**STORED DATA:**
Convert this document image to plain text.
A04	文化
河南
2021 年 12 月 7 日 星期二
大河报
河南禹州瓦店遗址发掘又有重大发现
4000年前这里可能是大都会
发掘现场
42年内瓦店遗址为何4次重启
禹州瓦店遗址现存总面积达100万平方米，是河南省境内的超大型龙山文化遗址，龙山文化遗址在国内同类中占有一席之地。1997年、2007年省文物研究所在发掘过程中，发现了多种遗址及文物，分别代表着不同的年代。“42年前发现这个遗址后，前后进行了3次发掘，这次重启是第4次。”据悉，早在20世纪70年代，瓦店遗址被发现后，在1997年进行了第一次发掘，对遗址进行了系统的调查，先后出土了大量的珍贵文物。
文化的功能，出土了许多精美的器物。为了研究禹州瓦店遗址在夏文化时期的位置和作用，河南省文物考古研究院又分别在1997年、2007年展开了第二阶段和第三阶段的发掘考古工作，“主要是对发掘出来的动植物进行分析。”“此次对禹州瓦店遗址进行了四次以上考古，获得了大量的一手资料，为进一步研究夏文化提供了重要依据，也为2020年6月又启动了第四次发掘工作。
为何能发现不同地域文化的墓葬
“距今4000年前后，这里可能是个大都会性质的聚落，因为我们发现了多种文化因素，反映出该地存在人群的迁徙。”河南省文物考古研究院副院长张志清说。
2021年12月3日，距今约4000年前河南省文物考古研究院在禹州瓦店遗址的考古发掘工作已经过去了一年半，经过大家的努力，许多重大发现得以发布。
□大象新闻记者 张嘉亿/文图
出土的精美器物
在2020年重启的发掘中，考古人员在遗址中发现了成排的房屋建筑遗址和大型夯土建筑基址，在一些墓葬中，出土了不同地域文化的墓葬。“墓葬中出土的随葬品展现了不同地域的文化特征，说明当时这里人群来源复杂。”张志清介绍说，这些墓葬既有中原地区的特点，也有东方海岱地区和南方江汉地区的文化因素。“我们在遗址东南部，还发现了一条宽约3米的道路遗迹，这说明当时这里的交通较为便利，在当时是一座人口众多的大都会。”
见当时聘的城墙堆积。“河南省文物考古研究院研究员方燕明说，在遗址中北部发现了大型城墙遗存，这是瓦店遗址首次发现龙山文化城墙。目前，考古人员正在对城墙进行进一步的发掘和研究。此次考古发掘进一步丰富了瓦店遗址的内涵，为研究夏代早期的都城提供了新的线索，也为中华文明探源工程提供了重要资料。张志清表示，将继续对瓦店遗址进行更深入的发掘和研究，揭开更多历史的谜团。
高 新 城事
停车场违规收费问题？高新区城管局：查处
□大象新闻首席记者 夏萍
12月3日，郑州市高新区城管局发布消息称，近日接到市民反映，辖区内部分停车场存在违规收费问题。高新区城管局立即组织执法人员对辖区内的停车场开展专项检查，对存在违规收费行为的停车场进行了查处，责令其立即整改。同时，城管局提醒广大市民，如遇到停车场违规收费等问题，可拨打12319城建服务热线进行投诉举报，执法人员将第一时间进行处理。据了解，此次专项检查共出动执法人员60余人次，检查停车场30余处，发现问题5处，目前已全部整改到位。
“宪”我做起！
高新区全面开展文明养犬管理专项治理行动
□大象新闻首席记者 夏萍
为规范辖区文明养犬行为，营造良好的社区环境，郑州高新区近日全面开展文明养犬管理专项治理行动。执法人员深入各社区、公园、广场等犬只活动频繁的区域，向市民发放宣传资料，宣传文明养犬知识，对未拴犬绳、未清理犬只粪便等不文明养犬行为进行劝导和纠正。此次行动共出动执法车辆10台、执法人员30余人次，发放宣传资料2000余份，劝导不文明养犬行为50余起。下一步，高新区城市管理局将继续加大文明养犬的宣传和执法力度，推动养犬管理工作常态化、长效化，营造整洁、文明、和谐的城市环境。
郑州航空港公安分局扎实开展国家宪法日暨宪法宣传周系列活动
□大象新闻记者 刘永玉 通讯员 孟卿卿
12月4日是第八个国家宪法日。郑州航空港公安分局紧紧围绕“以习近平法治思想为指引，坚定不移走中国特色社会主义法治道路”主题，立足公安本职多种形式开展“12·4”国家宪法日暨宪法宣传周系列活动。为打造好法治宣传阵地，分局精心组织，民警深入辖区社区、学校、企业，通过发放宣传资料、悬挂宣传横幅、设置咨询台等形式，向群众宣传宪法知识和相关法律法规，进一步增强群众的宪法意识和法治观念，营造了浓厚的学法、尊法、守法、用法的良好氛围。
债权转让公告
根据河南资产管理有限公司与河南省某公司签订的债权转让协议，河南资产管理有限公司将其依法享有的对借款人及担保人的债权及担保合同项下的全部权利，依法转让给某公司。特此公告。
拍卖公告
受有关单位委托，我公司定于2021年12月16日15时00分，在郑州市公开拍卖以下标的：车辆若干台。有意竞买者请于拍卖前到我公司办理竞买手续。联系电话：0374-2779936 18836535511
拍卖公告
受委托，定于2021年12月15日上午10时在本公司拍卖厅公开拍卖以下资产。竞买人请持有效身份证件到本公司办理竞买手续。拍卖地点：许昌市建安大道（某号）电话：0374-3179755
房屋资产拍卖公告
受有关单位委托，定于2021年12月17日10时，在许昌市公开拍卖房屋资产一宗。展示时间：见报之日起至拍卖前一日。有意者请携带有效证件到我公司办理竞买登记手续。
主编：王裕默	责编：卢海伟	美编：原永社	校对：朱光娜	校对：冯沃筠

**INSTRUCTIONS TO FOLLOW:**
Each entry above needs to be retyped exactly.

**EXERCISE ANSWER:**
Convert this document image to plain text.
A04	文化
河南
2021 年 12 月 7 日 星期二
大河报
河南禹州瓦店遗址发掘又有重大发现
4000年前这里可能是大都会
发掘现场
42年内瓦店遗址为何4次重启
禹州瓦店遗址现存总面积达100万平方米，是河南省境内的超大型龙山文化遗址，龙山文化遗址在国内同类中占有一席之地。1997年、2007年省文物研究所在发掘过程中，发现了多种遗址及文物，分别代表着不同的年代。“42年前发现这个遗址后，前后进行了3次发掘，这次重启是第4次。”据悉，早在20世纪70年代，瓦店遗址被发现后，在1997年进行了第一次发掘，对遗址进行了系统的调查，先后出土了大量的珍贵文物。
文化的功能，出土了许多精美的器物。为了研究禹州瓦店遗址在夏文化时期的位置和作用，河南省文物考古研究院又分别在1997年、2007年展开了第二阶段和第三阶段的发掘考古工作，“主要是对发掘出来的动植物进行分析。”“此次对禹州瓦店遗址进行了四次以上考古，获得了大量的一手资料，为进一步研究夏文化提供了重要依据，也为2020年6月又启动了第四次发掘工作。
为何能发现不同地域文化的墓葬
“距今4000年前后，这里可能是个大都会性质的聚落，因为我们发现了多种文化因素，反映出该地存在人群的迁徙。”河南省文物考古研究院副院长张志清说。
2021年12月3日，距今约4000年前河南省文物考古研究院在禹州瓦店遗址的考古发掘工作已经过去了一年半，经过大家的努力，许多重大发现得以发布。
□大象新闻记者 张嘉亿/文图
出土的精美器物
在2020年重启的发掘中，考古人员在遗址中发现了成排的房屋建筑遗址和大型夯土建筑基址，在一些墓葬中，出土了不同地域文化的墓葬。“墓葬中出土的随葬品展现了不同地域的文化特征，说明当时这里人群来源复杂。”张志清介绍说，这些墓葬既有中原地区的特点，也有东方海岱地区和南方江汉地区的文化因素。“我们在遗址东南部，还发现了一条宽约3米的道路遗迹，这说明当时这里的交通较为便利，在当时是一座人口众多的大都会。”
见当时聘的城墙堆积。“河南省文物考古研究院研究员方燕明说，在遗址中北部发现了大型城墙遗存，这是瓦店遗址首次发现龙山文化城墙。目前，考古人员正在对城墙进行进一步的发掘和研究。此次考古发掘进一步丰富了瓦店遗址的内涵，为研究夏代早期的都城提供了新的线索，也为中华文明探源工程提供了重要资料。张志清表示，将继续对瓦店遗址进行更深入的发掘和研究，揭开更多历史的谜团。
高 新 城事
停车场违规收费问题？高新区城管局：查处
□大象新闻首席记者 夏萍
12月3日，郑州市高新区城管局发布消息称，近日接到市民反映，辖区内部分停车场存在违规收费问题。高新区城管局立即组织执法人员对辖区内的停车场开展专项检查，对存在违规收费行为的停车场进行了查处，责令其立即整改。同时，城管局提醒广大市民，如遇到停车场违规收费等问题，可拨打12319城建服务热线进行投诉举报，执法人员将第一时间进行处理。据了解，此次专项检查共出动执法人员60余人次，检查停车场30余处，发现问题5处，目前已全部整改到位。
“宪”我做起！
高新区全面开展文明养犬管理专项治理行动
□大象新闻首席记者 夏萍
为规范辖区文明养犬行为，营造良好的社区环境，郑州高新区近日全面开展文明养犬管理专项治理行动。执法人员深入各社区、公园、广场等犬只活动频繁的区域，向市民发放宣传资料，宣传文明养犬知识，对未拴犬绳、未清理犬只粪便等不文明养犬行为进行劝导和纠正。此次行动共出动执法车辆10台、执法人员30余人次，发放宣传资料2000余份，劝导不文明养犬行为50余起。下一步，高新区城市管理局将继续加大文明养犬的宣传和执法力度，推动养犬管理工作常态化、长效化，营造整洁、文明、和谐的城市环境。
郑州航空港公安分局扎实开展国家宪法日暨宪法宣传周系列活动
□大象新闻记者 刘永玉 通讯员 孟卿卿
12月4日是第八个国家宪法日。郑州航空港公安分局紧紧围绕“以习近平法治思想为指引，坚定不移走中国特色社会主义法治道路”主题，立足公安本职多种形式开展“12·4”国家宪法日暨宪法宣传周系列活动。为打造好法治宣传阵地，分局精心组织，民警深入辖区社区、学校、企业，通过发放宣传资料、悬挂宣传横幅、设置咨询台等形式，向群众宣传宪法知识和相关法律法规，进一步增强群众的宪法意识和法治观念，营造了浓厚的学法、尊法、守法、用法的良好氛围。
债权转让公告
根据河南资产管理有限公司与河南省某公司签订的债权转让协议，河南资产管理有限公司将其依法享有的对借款人及担保人的债权及担保合同项下的全部权利，依法转让给某公司。特此公告。
拍卖公告
受有关单位委托，我公司定于2021年12月16日15时00分，在郑州市公开拍卖以下标的：车辆若干台。有意竞买者请于拍卖前到我公司办理竞买手续。联系电话：0374-2779936 18836535511
拍卖公告
受委托，定于2021年12月15日上午10时在本公司拍卖厅公开拍卖以下资产。竞买人请持有效身份证件到本公司办理竞买手续。拍卖地点：许昌市建安大道（某号）电话：0374-3179755
房屋资产拍卖公告
受有关单位委托，定于2021年12月17日10时，在许昌市公开拍卖房屋资产一宗。展示时间：见报之日起至拍卖前一日。有意者请携带有效证件到我公司办理竞买登记手续。
主编：王裕默	责编：卢海伟	美编：原永社	校对：朱光娜	校对：冯沃筠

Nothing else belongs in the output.